» **TASK DETAILS**
Your task is to copy the listing exactly, with the pictures left out.

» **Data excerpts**
□ □ □ □ □

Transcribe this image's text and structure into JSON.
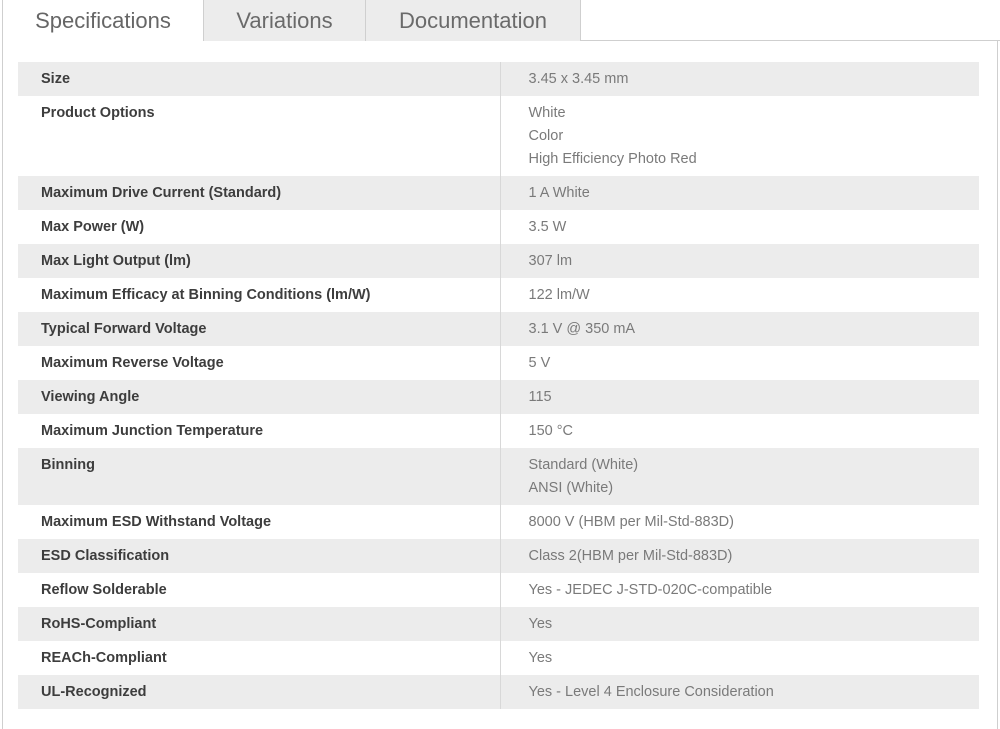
{
  "tabs": {
    "specifications": "Specifications",
    "variations": "Variations",
    "documentation": "Documentation"
  },
  "specs": [
    {
      "label": "Size",
      "values": [
        "3.45 x 3.45 mm"
      ]
    },
    {
      "label": "Product Options",
      "values": [
        "White",
        "Color",
        "High Efficiency Photo Red"
      ]
    },
    {
      "label": "Maximum Drive Current (Standard)",
      "values": [
        "1 A White"
      ]
    },
    {
      "label": "Max Power (W)",
      "values": [
        "3.5 W"
      ]
    },
    {
      "label": "Max Light Output (lm)",
      "values": [
        "307 lm"
      ]
    },
    {
      "label": "Maximum Efficacy at Binning Conditions (lm/W)",
      "values": [
        "122 lm/W"
      ]
    },
    {
      "label": "Typical Forward Voltage",
      "values": [
        "3.1 V @ 350 mA"
      ]
    },
    {
      "label": "Maximum Reverse Voltage",
      "values": [
        "5 V"
      ]
    },
    {
      "label": "Viewing Angle",
      "values": [
        "115"
      ]
    },
    {
      "label": "Maximum Junction Temperature",
      "values": [
        "150 °C"
      ]
    },
    {
      "label": "Binning",
      "values": [
        "Standard (White)",
        "ANSI (White)"
      ]
    },
    {
      "label": "Maximum ESD Withstand Voltage",
      "values": [
        "8000 V (HBM per Mil-Std-883D)"
      ]
    },
    {
      "label": "ESD Classification",
      "values": [
        "Class 2(HBM per Mil-Std-883D)"
      ]
    },
    {
      "label": "Reflow Solderable",
      "values": [
        "Yes - JEDEC J-STD-020C-compatible"
      ]
    },
    {
      "label": "RoHS-Compliant",
      "values": [
        "Yes"
      ]
    },
    {
      "label": "REACh-Compliant",
      "values": [
        "Yes"
      ]
    },
    {
      "label": "UL-Recognized",
      "values": [
        "Yes - Level 4 Enclosure Consideration"
      ]
    }
  ]
}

□ □ □ □ □

» **ANSWER**
Transcribe this image's text and structure into JSON.
{
  "tabs": {
    "specifications": "Specifications",
    "variations": "Variations",
    "documentation": "Documentation"
  },
  "specs": [
    {
      "label": "Size",
      "values": [
        "3.45 x 3.45 mm"
      ]
    },
    {
      "label": "Product Options",
      "values": [
        "White",
        "Color",
        "High Efficiency Photo Red"
      ]
    },
    {
      "label": "Maximum Drive Current (Standard)",
      "values": [
        "1 A White"
      ]
    },
    {
      "label": "Max Power (W)",
      "values": [
        "3.5 W"
      ]
    },
    {
      "label": "Max Light Output (lm)",
      "values": [
        "307 lm"
      ]
    },
    {
      "label": "Maximum Efficacy at Binning Conditions (lm/W)",
      "values": [
        "122 lm/W"
      ]
    },
    {
      "label": "Typical Forward Voltage",
      "values": [
        "3.1 V @ 350 mA"
      ]
    },
    {
      "label": "Maximum Reverse Voltage",
      "values": [
        "5 V"
      ]
    },
    {
      "label": "Viewing Angle",
      "values": [
        "115"
      ]
    },
    {
      "label": "Maximum Junction Temperature",
      "values": [
        "150 °C"
      ]
    },
    {
      "label": "Binning",
      "values": [
        "Standard (White)",
        "ANSI (White)"
      ]
    },
    {
      "label": "Maximum ESD Withstand Voltage",
      "values": [
        "8000 V (HBM per Mil-Std-883D)"
      ]
    },
    {
      "label": "ESD Classification",
      "values": [
        "Class 2(HBM per Mil-Std-883D)"
      ]
    },
    {
      "label": "Reflow Solderable",
      "values": [
        "Yes - JEDEC J-STD-020C-compatible"
      ]
    },
    {
      "label": "RoHS-Compliant",
      "values": [
        "Yes"
      ]
    },
    {
      "label": "REACh-Compliant",
      "values": [
        "Yes"
      ]
    },
    {
      "label": "UL-Recognized",
      "values": [
        "Yes - Level 4 Enclosure Consideration"
      ]
    }
  ]
}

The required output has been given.